▶ [To do] Extract each line holding the word "Cboe" from the entries.

=== Dataset excerpts ===

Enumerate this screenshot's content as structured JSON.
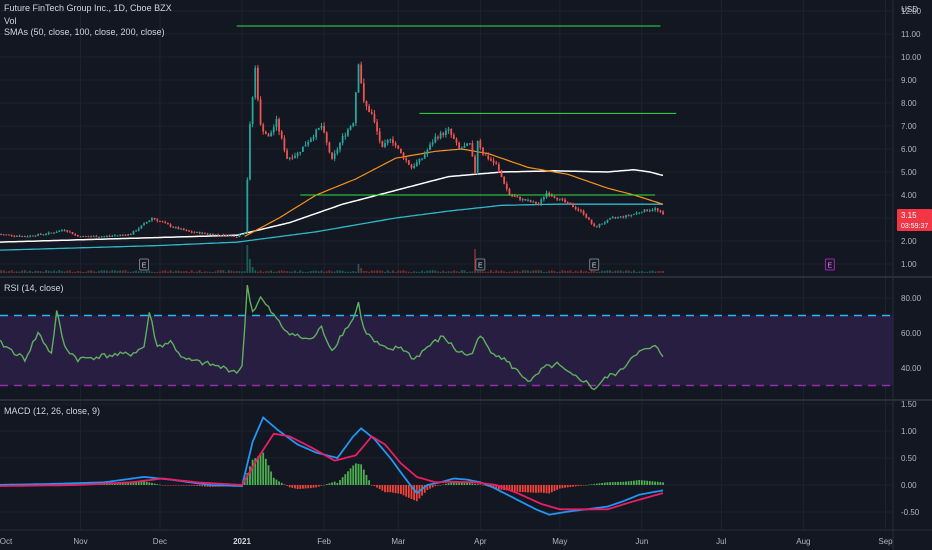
{
  "header": {
    "main_legend": "Future FinTech Group Inc., 1D, Cboe BZX",
    "vol_legend": "Vol",
    "sma_legend": "SMAs (50, close, 100, close, 200, close)",
    "rsi_legend": "RSI (14, close)",
    "macd_legend": "MACD (12, 26, close, 9)",
    "currency": "USD"
  },
  "price_tag": {
    "price": "3.15",
    "countdown": "03:59:37",
    "color": "#f23645"
  },
  "colors": {
    "up": "#26a69a",
    "down": "#ef5350",
    "sma50": "#f7931a",
    "sma100": "#ffffff",
    "sma200": "#2fb8c9",
    "hline": "#2fe043",
    "rsi": "#5faf5f",
    "rsi_band": "#2a1f45",
    "rsi_upper": "#29b6f6",
    "rsi_lower": "#9c27b0",
    "macd": "#2196f3",
    "signal": "#e91e63",
    "hist_up": "#4caf50",
    "hist_down": "#f44336",
    "background": "#131722"
  },
  "chart_data": [
    {
      "type": "candlestick",
      "title": "Future FinTech Group Inc., 1D, Cboe BZX",
      "y_ticks": [
        "12.00",
        "11.00",
        "10.00",
        "9.00",
        "8.00",
        "7.00",
        "6.00",
        "5.00",
        "4.00",
        "3.00",
        "2.00",
        "1.00"
      ],
      "ylim": [
        0.7,
        12.0
      ],
      "x_ticks": [
        {
          "label": "Oct",
          "day": 0
        },
        {
          "label": "Nov",
          "day": 31
        },
        {
          "label": "Dec",
          "day": 61
        },
        {
          "label": "2021",
          "day": 92,
          "bold": true
        },
        {
          "label": "Feb",
          "day": 123
        },
        {
          "label": "Mar",
          "day": 151
        },
        {
          "label": "Apr",
          "day": 182
        },
        {
          "label": "May",
          "day": 212
        },
        {
          "label": "Jun",
          "day": 243
        },
        {
          "label": "Jul",
          "day": 273
        },
        {
          "label": "Aug",
          "day": 304
        },
        {
          "label": "Sep",
          "day": 335
        }
      ],
      "close_anchors": [
        [
          0,
          2.3
        ],
        [
          10,
          2.2
        ],
        [
          20,
          2.35
        ],
        [
          25,
          2.5
        ],
        [
          30,
          2.2
        ],
        [
          40,
          2.2
        ],
        [
          50,
          2.3
        ],
        [
          58,
          3.0
        ],
        [
          62,
          2.8
        ],
        [
          66,
          2.6
        ],
        [
          72,
          2.4
        ],
        [
          80,
          2.3
        ],
        [
          90,
          2.2
        ],
        [
          93,
          2.4
        ],
        [
          95,
          7.0
        ],
        [
          97,
          9.5
        ],
        [
          99,
          7.0
        ],
        [
          102,
          6.5
        ],
        [
          105,
          7.2
        ],
        [
          109,
          5.6
        ],
        [
          113,
          5.8
        ],
        [
          118,
          6.5
        ],
        [
          122,
          7.0
        ],
        [
          126,
          5.5
        ],
        [
          130,
          6.5
        ],
        [
          134,
          7.2
        ],
        [
          136,
          9.8
        ],
        [
          138,
          8.0
        ],
        [
          141,
          7.5
        ],
        [
          145,
          6.0
        ],
        [
          148,
          6.5
        ],
        [
          152,
          5.8
        ],
        [
          156,
          5.2
        ],
        [
          160,
          5.6
        ],
        [
          165,
          6.5
        ],
        [
          170,
          6.8
        ],
        [
          174,
          6.0
        ],
        [
          178,
          6.2
        ],
        [
          180,
          5.0
        ],
        [
          181,
          6.4
        ],
        [
          183,
          5.8
        ],
        [
          188,
          5.3
        ],
        [
          193,
          4.0
        ],
        [
          198,
          3.8
        ],
        [
          204,
          3.6
        ],
        [
          207,
          4.1
        ],
        [
          212,
          3.8
        ],
        [
          217,
          3.5
        ],
        [
          221,
          3.2
        ],
        [
          225,
          2.6
        ],
        [
          232,
          3.0
        ],
        [
          238,
          3.1
        ],
        [
          243,
          3.3
        ],
        [
          248,
          3.4
        ],
        [
          251,
          3.15
        ]
      ],
      "horizontal_lines": [
        {
          "price": 11.35,
          "from_day": 90,
          "to_day": 250
        },
        {
          "price": 7.55,
          "from_day": 159,
          "to_day": 256
        },
        {
          "price": 4.0,
          "from_day": 114,
          "to_day": 248
        }
      ],
      "sma50_anchors": [
        [
          93,
          2.2
        ],
        [
          106,
          3.0
        ],
        [
          120,
          4.0
        ],
        [
          135,
          4.7
        ],
        [
          150,
          5.6
        ],
        [
          165,
          5.9
        ],
        [
          175,
          6.0
        ],
        [
          185,
          5.8
        ],
        [
          200,
          5.2
        ],
        [
          215,
          4.9
        ],
        [
          230,
          4.3
        ],
        [
          240,
          4.0
        ],
        [
          251,
          3.6
        ]
      ],
      "sma100_anchors": [
        [
          0,
          1.95
        ],
        [
          30,
          2.05
        ],
        [
          60,
          2.15
        ],
        [
          90,
          2.25
        ],
        [
          110,
          2.8
        ],
        [
          130,
          3.6
        ],
        [
          150,
          4.2
        ],
        [
          170,
          4.8
        ],
        [
          190,
          5.0
        ],
        [
          210,
          5.05
        ],
        [
          230,
          5.0
        ],
        [
          240,
          5.1
        ],
        [
          246,
          5.0
        ],
        [
          251,
          4.85
        ]
      ],
      "sma200_anchors": [
        [
          0,
          1.6
        ],
        [
          30,
          1.7
        ],
        [
          60,
          1.8
        ],
        [
          90,
          1.95
        ],
        [
          120,
          2.4
        ],
        [
          150,
          3.0
        ],
        [
          170,
          3.3
        ],
        [
          190,
          3.55
        ],
        [
          210,
          3.6
        ],
        [
          230,
          3.6
        ],
        [
          251,
          3.6
        ]
      ],
      "earnings_markers": [
        {
          "label": "E",
          "day": 55,
          "future": false
        },
        {
          "label": "E",
          "day": 182,
          "future": false
        },
        {
          "label": "E",
          "day": 225,
          "future": false
        },
        {
          "label": "E",
          "day": 314,
          "future": true
        }
      ]
    },
    {
      "type": "line",
      "title": "RSI (14, close)",
      "y_ticks": [
        "80.00",
        "60.00",
        "40.00"
      ],
      "ylim": [
        25,
        92
      ],
      "overbought": 70,
      "oversold": 30,
      "rsi_anchors": [
        [
          0,
          55
        ],
        [
          5,
          50
        ],
        [
          10,
          45
        ],
        [
          15,
          60
        ],
        [
          20,
          48
        ],
        [
          22,
          72
        ],
        [
          25,
          52
        ],
        [
          30,
          45
        ],
        [
          40,
          47
        ],
        [
          50,
          48
        ],
        [
          55,
          52
        ],
        [
          57,
          72
        ],
        [
          60,
          52
        ],
        [
          65,
          55
        ],
        [
          70,
          45
        ],
        [
          80,
          42
        ],
        [
          90,
          38
        ],
        [
          92,
          40
        ],
        [
          94,
          87
        ],
        [
          96,
          72
        ],
        [
          99,
          80
        ],
        [
          103,
          72
        ],
        [
          108,
          62
        ],
        [
          113,
          58
        ],
        [
          118,
          56
        ],
        [
          122,
          63
        ],
        [
          126,
          50
        ],
        [
          130,
          60
        ],
        [
          134,
          68
        ],
        [
          136,
          77
        ],
        [
          138,
          62
        ],
        [
          142,
          55
        ],
        [
          147,
          50
        ],
        [
          152,
          52
        ],
        [
          157,
          45
        ],
        [
          162,
          52
        ],
        [
          168,
          58
        ],
        [
          173,
          50
        ],
        [
          178,
          47
        ],
        [
          182,
          58
        ],
        [
          186,
          50
        ],
        [
          191,
          45
        ],
        [
          196,
          38
        ],
        [
          201,
          32
        ],
        [
          206,
          40
        ],
        [
          211,
          42
        ],
        [
          216,
          36
        ],
        [
          221,
          33
        ],
        [
          225,
          28
        ],
        [
          230,
          35
        ],
        [
          235,
          38
        ],
        [
          240,
          48
        ],
        [
          244,
          50
        ],
        [
          248,
          52
        ],
        [
          251,
          47
        ]
      ]
    },
    {
      "type": "line",
      "title": "MACD (12, 26, close, 9)",
      "y_ticks": [
        "1.50",
        "1.00",
        "0.50",
        "0.00",
        "-0.50"
      ],
      "ylim": [
        -0.75,
        1.55
      ],
      "macd_anchors": [
        [
          0,
          0.0
        ],
        [
          20,
          0.02
        ],
        [
          40,
          0.05
        ],
        [
          55,
          0.15
        ],
        [
          65,
          0.1
        ],
        [
          80,
          0.0
        ],
        [
          92,
          -0.02
        ],
        [
          96,
          0.8
        ],
        [
          100,
          1.25
        ],
        [
          106,
          1.0
        ],
        [
          113,
          0.75
        ],
        [
          120,
          0.6
        ],
        [
          128,
          0.5
        ],
        [
          134,
          0.9
        ],
        [
          137,
          1.05
        ],
        [
          142,
          0.85
        ],
        [
          148,
          0.5
        ],
        [
          154,
          0.1
        ],
        [
          158,
          -0.15
        ],
        [
          162,
          0.0
        ],
        [
          167,
          0.05
        ],
        [
          172,
          0.12
        ],
        [
          177,
          0.1
        ],
        [
          182,
          0.05
        ],
        [
          187,
          -0.05
        ],
        [
          195,
          -0.25
        ],
        [
          203,
          -0.45
        ],
        [
          208,
          -0.55
        ],
        [
          214,
          -0.5
        ],
        [
          222,
          -0.45
        ],
        [
          230,
          -0.4
        ],
        [
          236,
          -0.3
        ],
        [
          242,
          -0.18
        ],
        [
          251,
          -0.1
        ]
      ],
      "signal_anchors": [
        [
          0,
          -0.02
        ],
        [
          30,
          0.0
        ],
        [
          50,
          0.05
        ],
        [
          62,
          0.12
        ],
        [
          75,
          0.05
        ],
        [
          92,
          0.0
        ],
        [
          98,
          0.5
        ],
        [
          104,
          0.95
        ],
        [
          110,
          0.9
        ],
        [
          118,
          0.7
        ],
        [
          127,
          0.45
        ],
        [
          135,
          0.55
        ],
        [
          141,
          0.9
        ],
        [
          146,
          0.75
        ],
        [
          152,
          0.4
        ],
        [
          158,
          0.15
        ],
        [
          165,
          0.05
        ],
        [
          172,
          0.06
        ],
        [
          180,
          0.05
        ],
        [
          188,
          0.0
        ],
        [
          196,
          -0.15
        ],
        [
          205,
          -0.35
        ],
        [
          212,
          -0.45
        ],
        [
          220,
          -0.45
        ],
        [
          230,
          -0.45
        ],
        [
          240,
          -0.3
        ],
        [
          251,
          -0.15
        ]
      ]
    }
  ]
}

===

▶ [Task solution]
    "main_legend": "Future FinTech Group Inc., 1D, Cboe BZX",
      "title": "Future FinTech Group Inc., 1D, Cboe BZX",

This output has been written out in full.